<<<<

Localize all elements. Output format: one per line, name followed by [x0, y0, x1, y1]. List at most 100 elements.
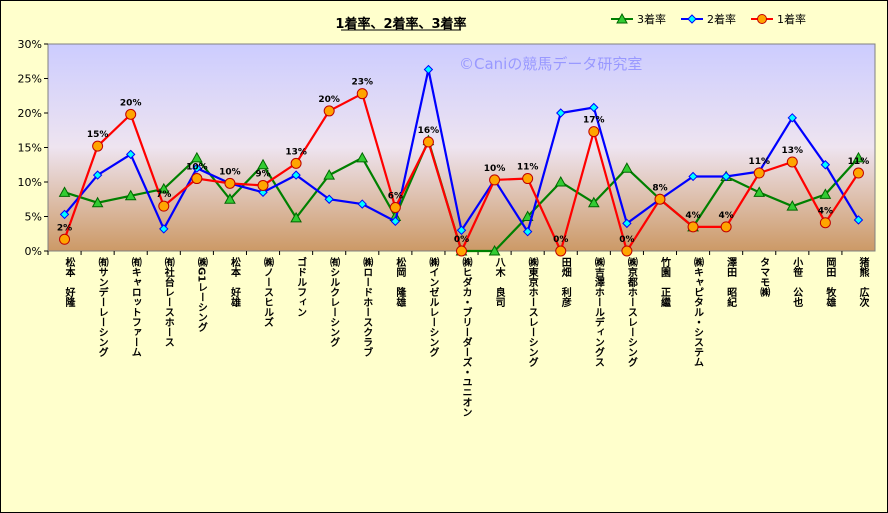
- data-point-1: [852, 167, 864, 179]
- x-tick-label: 松本 好雄: [228, 256, 241, 308]
- data-label: 0%: [619, 235, 634, 245]
- x-tick-label: ㈱京都ホースレーシング: [625, 256, 638, 368]
- x-tick-label: 八木 良司: [493, 257, 506, 308]
- data-point-2: [357, 199, 367, 209]
- x-tick-label: ㈲社台レースホース: [162, 256, 175, 347]
- data-point-2: [324, 194, 334, 204]
- data-point-1: [356, 88, 368, 100]
- x-tick-label: タマモ㈱: [758, 257, 770, 298]
- data-label: 16%: [418, 126, 440, 136]
- data-point-2: [622, 218, 632, 229]
- data-label: 9%: [255, 169, 270, 179]
- y-axis: 0% 5% 10% 15% 20% 25% 30%: [18, 38, 48, 258]
- data-point-1: [753, 167, 765, 179]
- data-point-3: [257, 158, 269, 170]
- data-point-2: [787, 113, 798, 123]
- data-point-2: [853, 215, 864, 225]
- data-label: 11%: [748, 157, 770, 167]
- data-point-1: [191, 173, 203, 185]
- legend-marker: [687, 14, 697, 24]
- data-point-1: [158, 200, 170, 212]
- data-label: 11%: [848, 157, 870, 167]
- data-point-2: [522, 226, 533, 237]
- data-point-3: [488, 244, 501, 256]
- x-tick-label: ゴドルフィン: [295, 256, 307, 317]
- data-point-3: [753, 186, 766, 197]
- data-label: 23%: [351, 78, 373, 88]
- data-point-2: [589, 102, 599, 113]
- x-tick-label: ㈱吉澤ホールディングス: [592, 256, 604, 367]
- x-tick-label: ㈱G1レーシング: [195, 256, 207, 333]
- x-tick-label: 岡田 牧雄: [824, 257, 837, 308]
- data-label: 4%: [718, 211, 733, 221]
- data-point-3: [191, 151, 203, 163]
- data-point-1: [323, 105, 335, 117]
- legend-label: 1着率: [777, 12, 806, 26]
- x-tick-label: 松岡 隆雄: [394, 256, 407, 308]
- watermark: ©Caniの競馬データ研究室: [459, 55, 642, 73]
- data-label: 4%: [685, 211, 700, 221]
- data-point-1: [389, 202, 401, 214]
- data-label: 20%: [318, 95, 340, 105]
- data-label: 0%: [553, 235, 568, 245]
- data-point-1: [687, 221, 699, 233]
- data-point-1: [588, 126, 600, 138]
- data-point-1: [125, 108, 137, 120]
- data-point-1: [786, 156, 798, 168]
- data-label: 13%: [285, 147, 307, 157]
- data-point-1: [290, 157, 302, 169]
- data-point-3: [224, 193, 236, 204]
- data-point-1: [92, 140, 104, 152]
- x-tick-label: ㈲サンデーレーシング: [96, 256, 108, 358]
- data-label: 0%: [454, 235, 469, 245]
- data-point-1: [456, 245, 467, 257]
- x-axis: 松本 好隆 ㈲サンデーレーシング ㈲キャロットファーム ㈲社台レースホース ㈱G1レーシ…: [47, 251, 870, 417]
- data-point-3: [819, 188, 832, 199]
- x-tick-label: ㈱キャピタル・システム: [692, 256, 704, 367]
- data-label: 17%: [583, 116, 605, 126]
- legend-marker: [616, 12, 628, 24]
- data-point-2: [192, 163, 202, 173]
- x-tick-label: ㈲シルクレーシング: [328, 256, 340, 348]
- data-labels: 2% 15% 20% 7% 10% 10% 9% 13% 20% 23% 6% 16% 0% 10% 11%…: [57, 78, 869, 245]
- data-label: 10%: [219, 167, 241, 177]
- data-point-1: [422, 136, 434, 148]
- data-point-3: [157, 182, 170, 194]
- data-point-1: [224, 177, 236, 189]
- data-point-3: [290, 211, 302, 223]
- x-tick-label: ㈱ロードホースクラブ: [361, 256, 373, 357]
- data-point-1: [59, 233, 71, 245]
- legend: 3着率 2着率 1着率: [611, 12, 806, 26]
- data-point-3: [786, 200, 799, 211]
- plot-area: [47, 43, 876, 252]
- x-tick-label: ㈱ノースヒルズ: [262, 256, 274, 327]
- x-tick-label: 竹園 正繼: [658, 256, 671, 308]
- x-tick-label: ㈲キャロットファーム: [129, 256, 141, 357]
- data-point-3: [124, 189, 137, 201]
- y-tick-label: 25%: [18, 73, 42, 86]
- data-label: 6%: [388, 192, 403, 202]
- y-tick-label: 10%: [18, 176, 42, 189]
- data-point-1: [555, 245, 567, 257]
- data-point-1: [522, 173, 534, 185]
- y-tick-label: 0%: [25, 245, 42, 258]
- data-point-1: [621, 245, 633, 257]
- x-tick-label: 猪熊 広次: [857, 256, 870, 308]
- y-tick-label: 5%: [25, 211, 42, 224]
- data-point-3: [91, 196, 104, 208]
- legend-label: 2着率: [707, 12, 736, 26]
- x-tick-label: 松本 好隆: [63, 256, 76, 308]
- series-group: [58, 64, 865, 257]
- legend-marker: [757, 14, 767, 24]
- data-point-1: [819, 217, 831, 229]
- data-label: 10%: [484, 164, 506, 174]
- data-point-3: [356, 151, 369, 163]
- data-point-3: [621, 162, 633, 173]
- data-point-2: [125, 149, 136, 160]
- data-label: 13%: [782, 146, 804, 156]
- data-point-3: [852, 151, 865, 163]
- data-point-2: [159, 224, 169, 234]
- data-point-3: [58, 186, 71, 197]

>>>>

Verideki bütün satırları harfi harfine yeniden yazın, yalnızca resimleri cevabınıza almayın.

Localize all elements. Output format: one per line, name followed by [x0, y0, x1, y1]. List at most 100 elements.
- data-point-1: [852, 167, 864, 179]
- x-tick-label: 松本 好雄: [228, 256, 241, 308]
- data-label: 0%: [619, 235, 634, 245]
- x-tick-label: ㈱京都ホースレーシング: [625, 256, 638, 368]
- x-tick-label: 八木 良司: [493, 257, 506, 308]
- data-point-2: [357, 199, 367, 209]
- x-tick-label: ㈲社台レースホース: [162, 256, 175, 347]
- data-point-2: [324, 194, 334, 204]
- data-point-1: [356, 88, 368, 100]
- x-tick-label: タマモ㈱: [758, 257, 770, 298]
- data-label: 16%: [418, 126, 440, 136]
- data-point-2: [622, 218, 632, 229]
- data-label: 9%: [255, 169, 270, 179]
- y-axis: 0% 5% 10% 15% 20% 25% 30%: [18, 38, 48, 258]
- data-point-1: [753, 167, 765, 179]
- data-point-3: [257, 158, 269, 170]
- data-point-2: [787, 113, 798, 123]
- data-point-2: [853, 215, 864, 225]
- data-label: 11%: [748, 157, 770, 167]
- data-point-1: [191, 173, 203, 185]
- legend-marker: [687, 14, 697, 24]
- data-point-1: [158, 200, 170, 212]
- data-label: 11%: [848, 157, 870, 167]
- data-point-2: [522, 226, 533, 237]
- data-point-3: [488, 244, 501, 256]
- x-tick-label: ゴドルフィン: [295, 256, 307, 317]
- data-point-3: [753, 186, 766, 197]
- data-label: 23%: [351, 78, 373, 88]
- data-point-2: [589, 102, 599, 113]
- x-tick-label: ㈱吉澤ホールディングス: [592, 256, 604, 367]
- x-tick-label: ㈱G1レーシング: [195, 256, 207, 333]
- x-tick-label: 岡田 牧雄: [824, 257, 837, 308]
- data-label: 4%: [718, 211, 733, 221]
- data-point-3: [191, 151, 203, 163]
- data-point-1: [323, 105, 335, 117]
- legend-label: 1着率: [777, 12, 806, 26]
- x-tick-label: 松岡 隆雄: [394, 256, 407, 308]
- watermark: ©Caniの競馬データ研究室: [459, 55, 642, 73]
- data-label: 4%: [685, 211, 700, 221]
- data-point-1: [389, 202, 401, 214]
- data-label: 20%: [318, 95, 340, 105]
- data-label: 0%: [553, 235, 568, 245]
- data-point-1: [687, 221, 699, 233]
- data-point-1: [588, 126, 600, 138]
- data-point-1: [125, 108, 137, 120]
- data-point-1: [786, 156, 798, 168]
- data-label: 13%: [285, 147, 307, 157]
- data-point-1: [290, 157, 302, 169]
- data-point-3: [224, 193, 236, 204]
- data-point-1: [92, 140, 104, 152]
- x-tick-label: ㈲サンデーレーシング: [96, 256, 108, 358]
- data-label: 0%: [454, 235, 469, 245]
- data-point-1: [456, 245, 467, 257]
- x-axis: 松本 好隆 ㈲サンデーレーシング ㈲キャロットファーム ㈲社台レースホース ㈱G1レーシ…: [47, 251, 870, 417]
- data-point-3: [819, 188, 832, 199]
- x-tick-label: ㈱キャピタル・システム: [692, 256, 704, 367]
- data-label: 17%: [583, 116, 605, 126]
- legend-marker: [616, 12, 628, 24]
- data-point-2: [192, 163, 202, 173]
- x-tick-label: ㈲シルクレーシング: [328, 256, 340, 348]
- data-labels: 2% 15% 20% 7% 10% 10% 9% 13% 20% 23% 6% 16% 0% 10% 11%…: [57, 78, 869, 245]
- data-label: 10%: [219, 167, 241, 177]
- data-point-1: [422, 136, 434, 148]
- data-point-3: [157, 182, 170, 194]
- data-point-1: [224, 177, 236, 189]
- data-point-3: [290, 211, 302, 223]
- x-tick-label: ㈱ロードホースクラブ: [361, 256, 373, 357]
- data-point-1: [59, 233, 71, 245]
- legend: 3着率 2着率 1着率: [611, 12, 806, 26]
- data-point-3: [786, 200, 799, 211]
- plot-area: [47, 43, 876, 252]
- x-tick-label: ㈱ノースヒルズ: [262, 256, 274, 327]
- x-tick-label: 竹園 正繼: [658, 256, 671, 308]
- x-tick-label: ㈲キャロットファーム: [129, 256, 141, 357]
- data-point-3: [124, 189, 137, 201]
- y-tick-label: 25%: [18, 73, 42, 86]
- data-label: 6%: [388, 192, 403, 202]
- y-tick-label: 10%: [18, 176, 42, 189]
- data-point-1: [555, 245, 567, 257]
- data-point-1: [522, 173, 534, 185]
- y-tick-label: 0%: [25, 245, 42, 258]
- data-point-1: [621, 245, 633, 257]
- x-tick-label: 猪熊 広次: [857, 256, 870, 308]
- y-tick-label: 5%: [25, 211, 42, 224]
- data-point-3: [91, 196, 104, 208]
- legend-label: 2着率: [707, 12, 736, 26]
- x-tick-label: 松本 好隆: [63, 256, 76, 308]
- series-group: [58, 64, 865, 257]
- legend-marker: [757, 14, 767, 24]
- data-point-1: [819, 217, 831, 229]
- data-label: 10%: [484, 164, 506, 174]
- data-point-3: [356, 151, 369, 163]
- data-point-3: [621, 162, 633, 173]
- data-point-2: [125, 149, 136, 160]
- data-label: 13%: [782, 146, 804, 156]
- data-point-3: [852, 151, 865, 163]
- data-point-2: [159, 224, 169, 234]
- data-point-3: [58, 186, 71, 197]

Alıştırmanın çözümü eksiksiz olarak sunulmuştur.